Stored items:
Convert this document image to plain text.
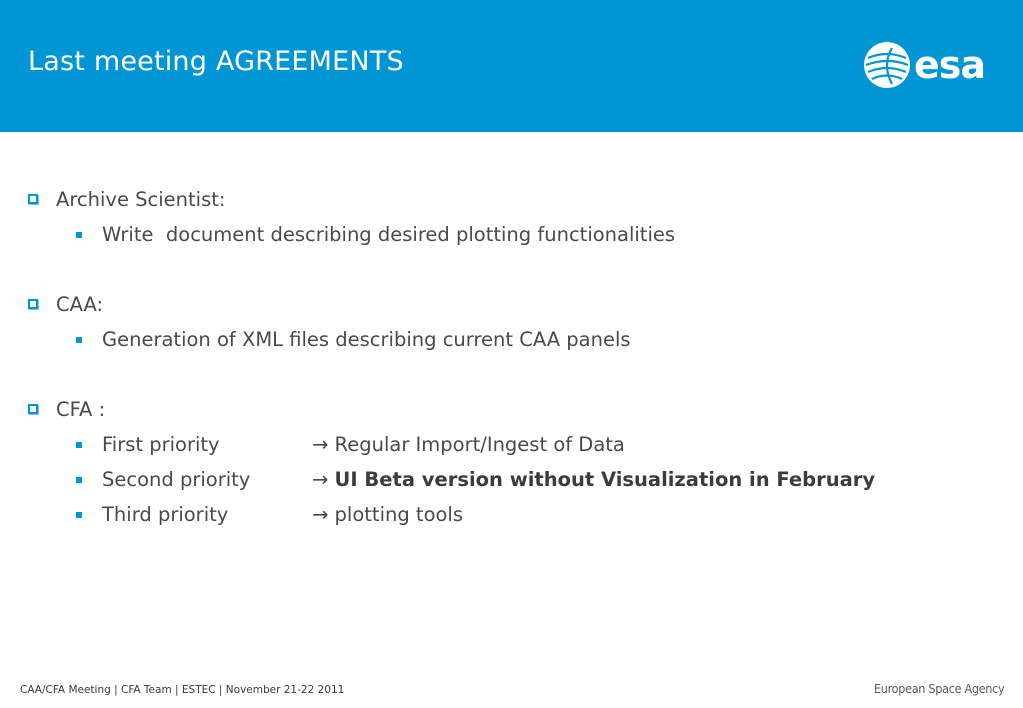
Last meeting AGREEMENTS	esa
Archive Scientist:
Write  document describing desired plotting functionalities
CAA:
Generation of XML files describing current CAA panels
CFA :
First priority	→ Regular Import/Ingest of Data
Second priority	→ UI Beta version without Visualization in February
Third priority	→ plotting tools
CAA/CFA Meeting | CFA Team | ESTEC | November 21-22 2011	European Space Agency
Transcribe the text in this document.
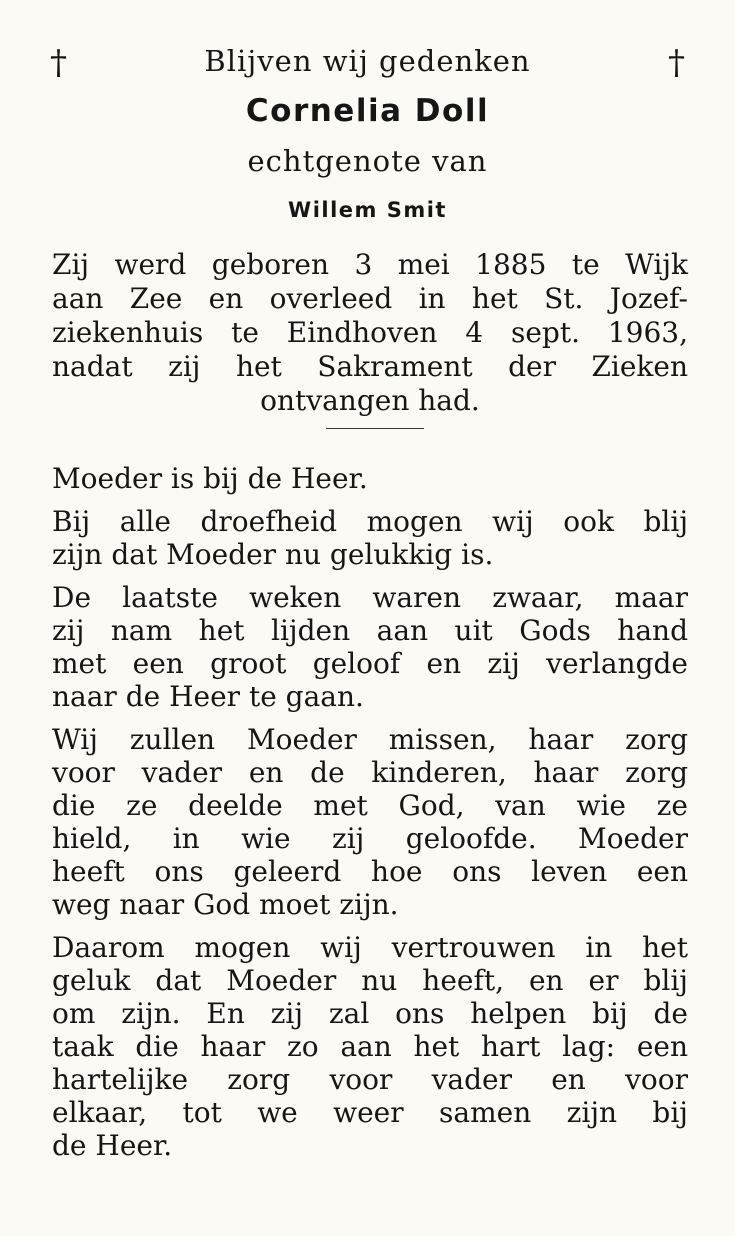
†	†
Blijven wij gedenken
Cornelia Doll
echtgenote van
Willem Smit
Zij werd geboren 3 mei 1885 te Wijk
aan Zee en overleed in het St. Jozef-
ziekenhuis te Eindhoven 4 sept. 1963,
nadat zij het Sakrament der Zieken
ontvangen had.

Moeder is bij de Heer.

Bij alle droefheid mogen wij ook blij
zijn dat Moeder nu gelukkig is.

De laatste weken waren zwaar, maar
zij nam het lijden aan uit Gods hand
met een groot geloof en zij verlangde
naar de Heer te gaan.

Wij zullen Moeder missen, haar zorg
voor vader en de kinderen, haar zorg
die ze deelde met God, van wie ze
hield, in wie zij geloofde. Moeder
heeft ons geleerd hoe ons leven een
weg naar God moet zijn.

Daarom mogen wij vertrouwen in het
geluk dat Moeder nu heeft, en er blij
om zijn. En zij zal ons helpen bij de
taak die haar zo aan het hart lag: een
hartelijke zorg voor vader en voor
elkaar, tot we weer samen zijn bij
de Heer.
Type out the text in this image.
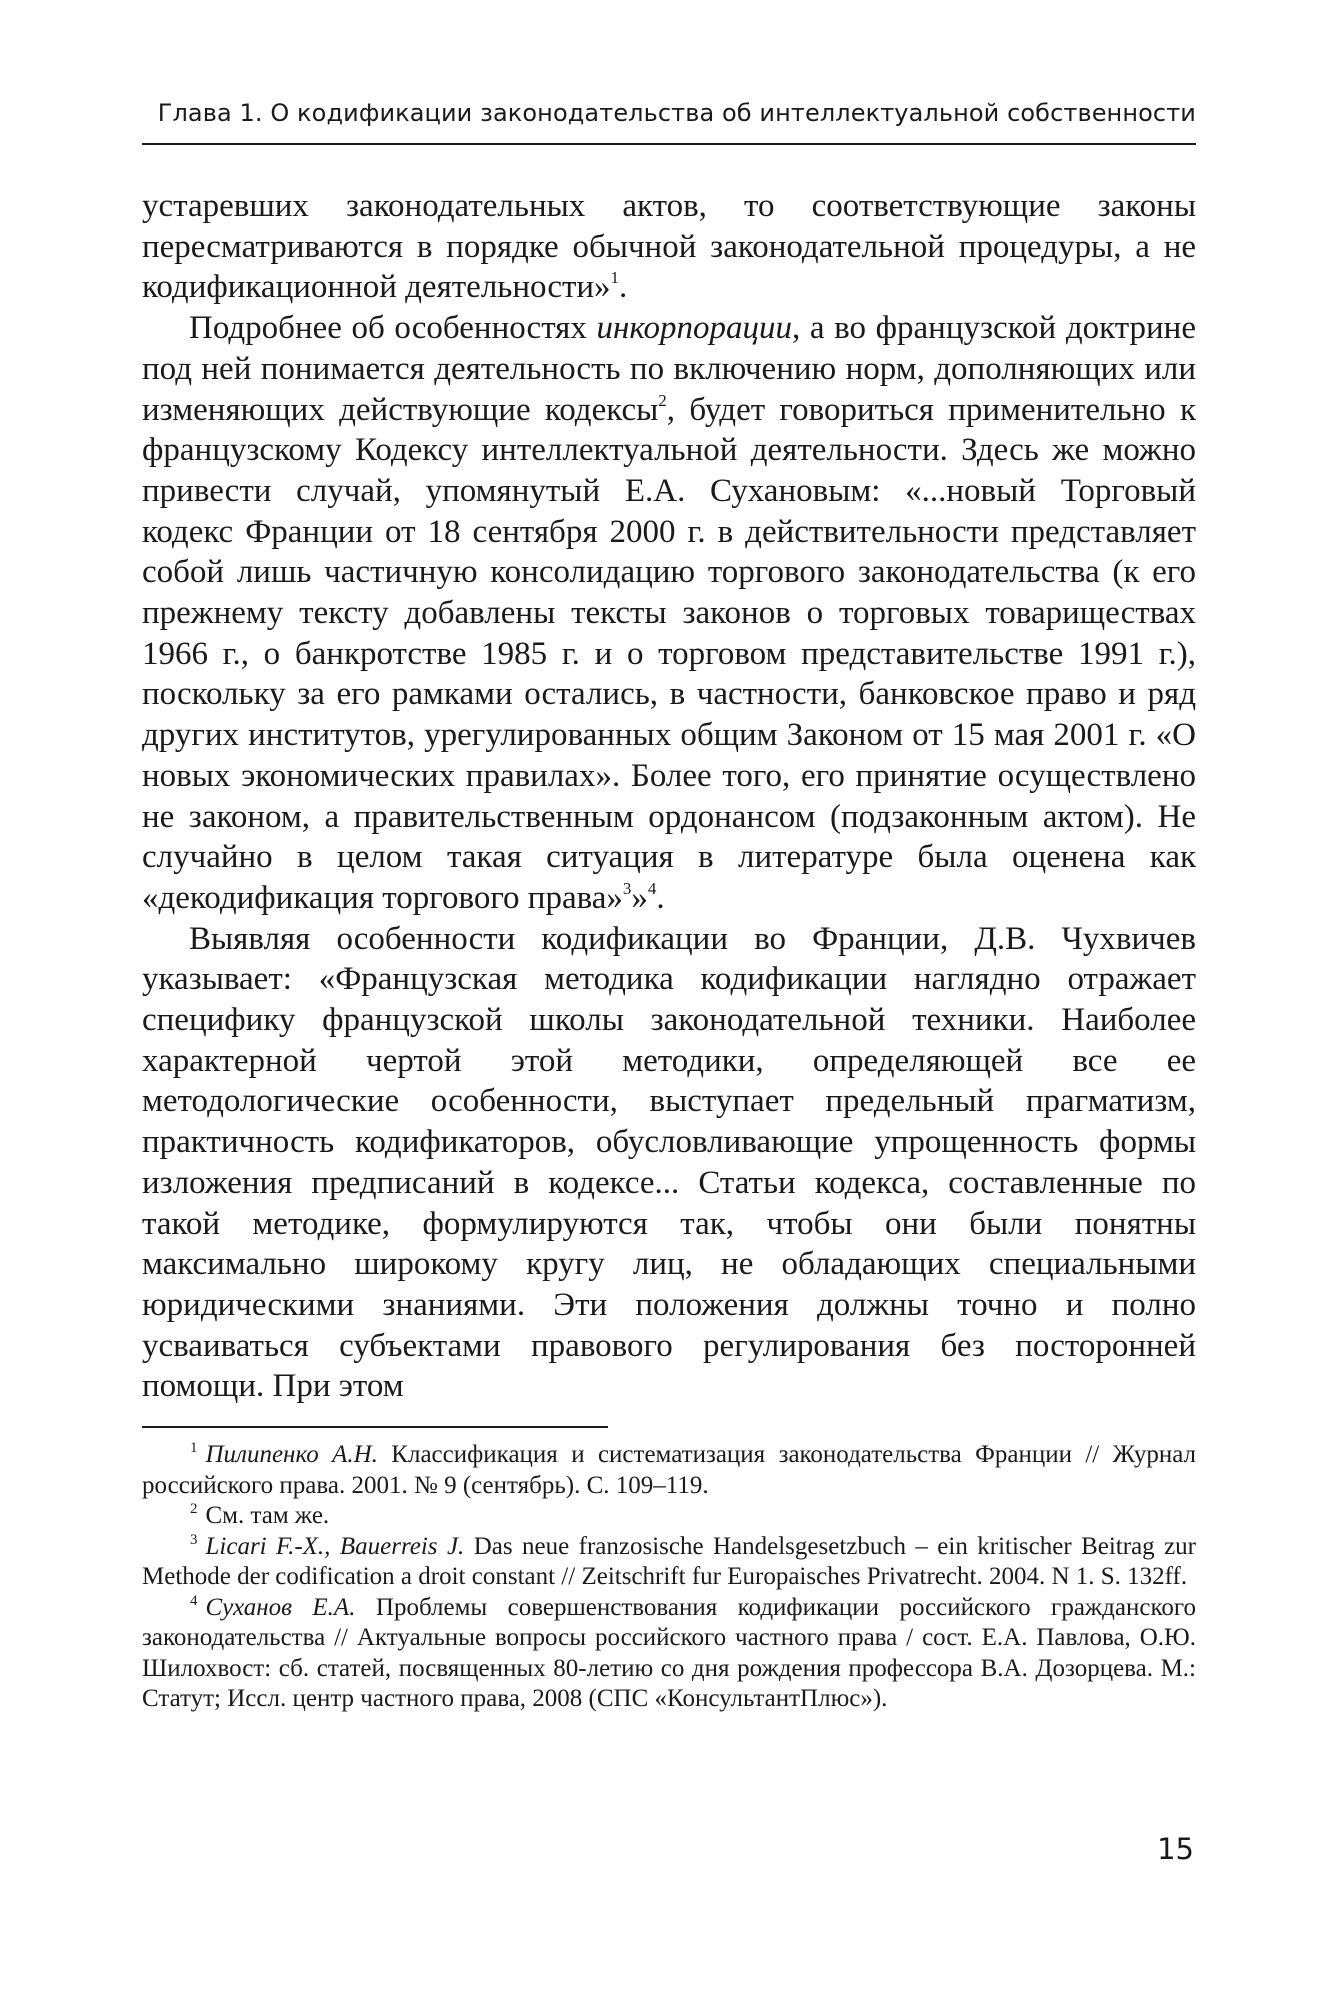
Глава 1. О кодификации законодательства об интеллектуальной собственности

устаревших законодательных актов, то соответствующие законы пересматриваются в порядке обычной законодательной процедуры, а не кодификационной деятельности»$^1$.

Подробнее об особенностях инкорпорации, а во французской доктрине под ней понимается деятельность по включению норм, дополняющих или изменяющих действующие кодексы$^2$, будет говориться применительно к французскому Кодексу интеллектуальной деятельности. Здесь же можно привести случай, упомянутый Е.А. Сухановым: «...новый Торговый кодекс Франции от 18 сентября 2000 г. в действительности представляет собой лишь частичную консолидацию торгового законодательства (к его прежнему тексту добавлены тексты законов о торговых товариществах 1966 г., о банкротстве 1985 г. и о торговом представительстве 1991 г.), поскольку за его рамками остались, в частности, банковское право и ряд других институтов, урегулированных общим Законом от 15 мая 2001 г. «О новых экономических правилах». Более того, его принятие осуществлено не законом, а правительственным ордонансом (подзаконным актом). Не случайно в целом такая ситуация в литературе была оценена как «декодификация торгового права»$^3$»$^4$.

Выявляя особенности кодификации во Франции, Д.В. Чухвичев указывает: «Французская методика кодификации наглядно отражает специфику французской школы законодательной техники. Наиболее характерной чертой этой методики, определяющей все ее методологические особенности, выступает предельный прагматизм, практичность кодификаторов, обусловливающие упрощенность формы изложения предписаний в кодексе... Статьи кодекса, составленные по такой методике, формулируются так, чтобы они были понятны максимально широкому кругу лиц, не обладающих специальными юридическими знаниями. Эти положения должны точно и полно усваиваться субъектами правового регулирования без посторонней помощи. При этом

$^1$ Пилипенко А.Н. Классификация и систематизация законодательства Франции // Журнал российского права. 2001. № 9 (сентябрь). С. 109–119.

$^2$ См. там же.

$^3$ Licari F.-X., Bauerreis J. Das neue franzosische Handelsgesetzbuch – ein kritischer Beitrag zur Methode der codification a droit constant // Zeitschrift fur Europaisches Privatrecht. 2004. N 1. S. 132ff.

$^4$ Суханов Е.А. Проблемы совершенствования кодификации российского гражданского законодательства // Актуальные вопросы российского частного права / сост. Е.А. Павлова, О.Ю. Шилохвост: сб. статей, посвященных 80-летию со дня рождения профессора В.А. Дозорцева. М.: Статут; Иссл. центр частного права, 2008 (СПС «КонсультантПлюс»).

15
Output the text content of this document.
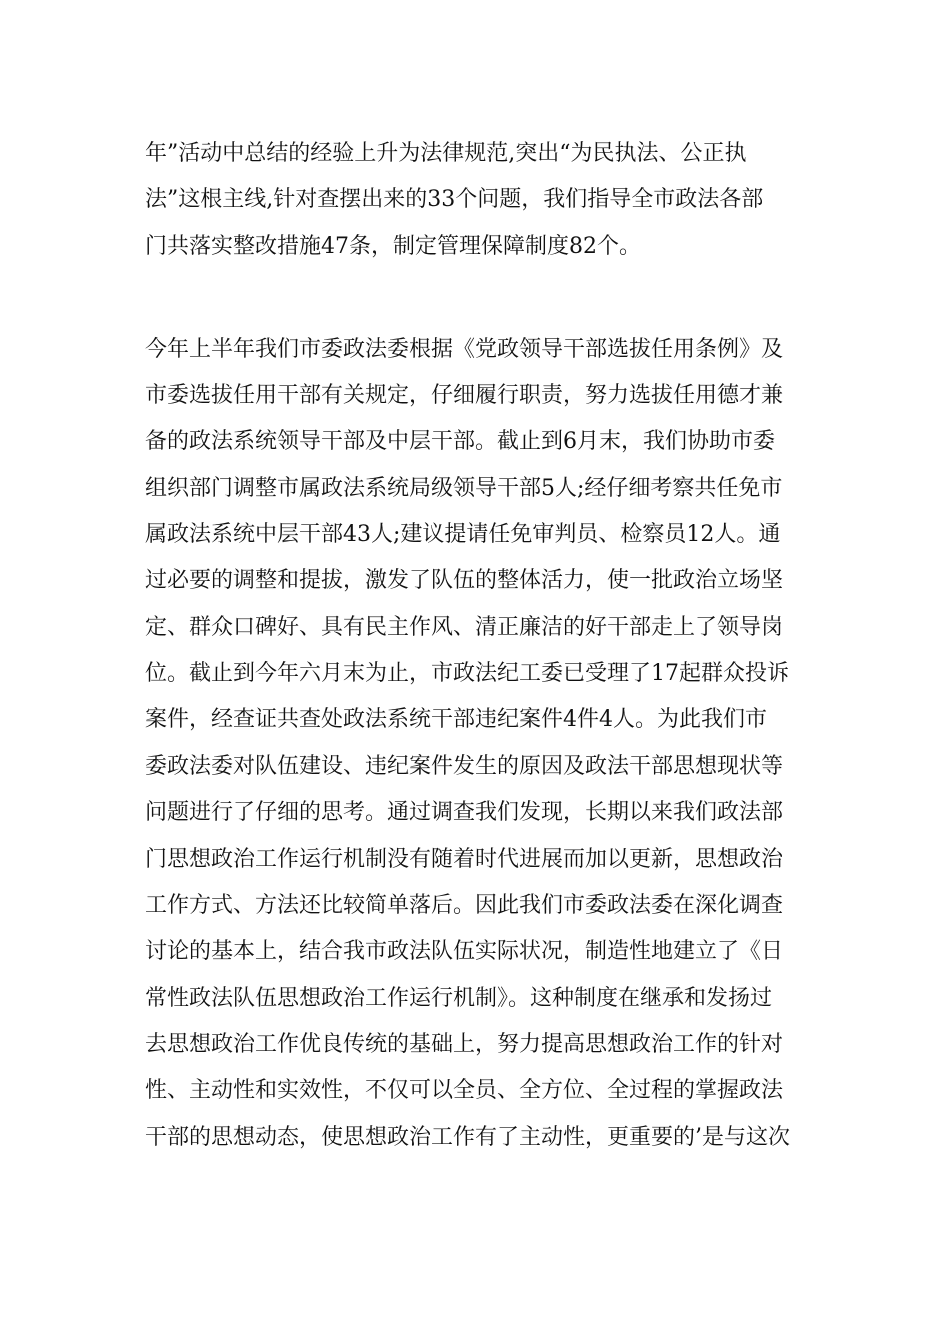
年”活动中总结的经验上升为法律规范,突出“为民执法、公正执
法”这根主线,针对查摆出来的33个问题，我们指导全市政法各部
门共落实整改措施47条，制定管理保障制度82个。
今年上半年我们市委政法委根据《党政领导干部选拔任用条例》及
市委选拔任用干部有关规定，仔细履行职责，努力选拔任用德才兼
备的政法系统领导干部及中层干部。截止到6月末，我们协助市委
组织部门调整市属政法系统局级领导干部5人;经仔细考察共任免市
属政法系统中层干部43人;建议提请任免审判员、检察员12人。通
过必要的调整和提拔，激发了队伍的整体活力，使一批政治立场坚
定、群众口碑好、具有民主作风、清正廉洁的好干部走上了领导岗
位。截止到今年六月末为止，市政法纪工委已受理了17起群众投诉
案件，经查证共查处政法系统干部违纪案件4件4人。为此我们市
委政法委对队伍建设、违纪案件发生的原因及政法干部思想现状等
问题进行了仔细的思考。通过调查我们发现，长期以来我们政法部
门思想政治工作运行机制没有随着时代进展而加以更新，思想政治
工作方式、方法还比较简单落后。因此我们市委政法委在深化调查
讨论的基本上，结合我市政法队伍实际状况，制造性地建立了《日
常性政法队伍思想政治工作运行机制》。这种制度在继承和发扬过
去思想政治工作优良传统的基础上，努力提高思想政治工作的针对
性、主动性和实效性，不仅可以全员、全方位、全过程的掌握政法
干部的思想动态，使思想政治工作有了主动性，更重要的’是与这次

• _STATED EXERCISE_: Look through the data and show every line containing "image".

• _FULL SOLUTION_:
Convert this document image to plain text.
Type out the text in this image.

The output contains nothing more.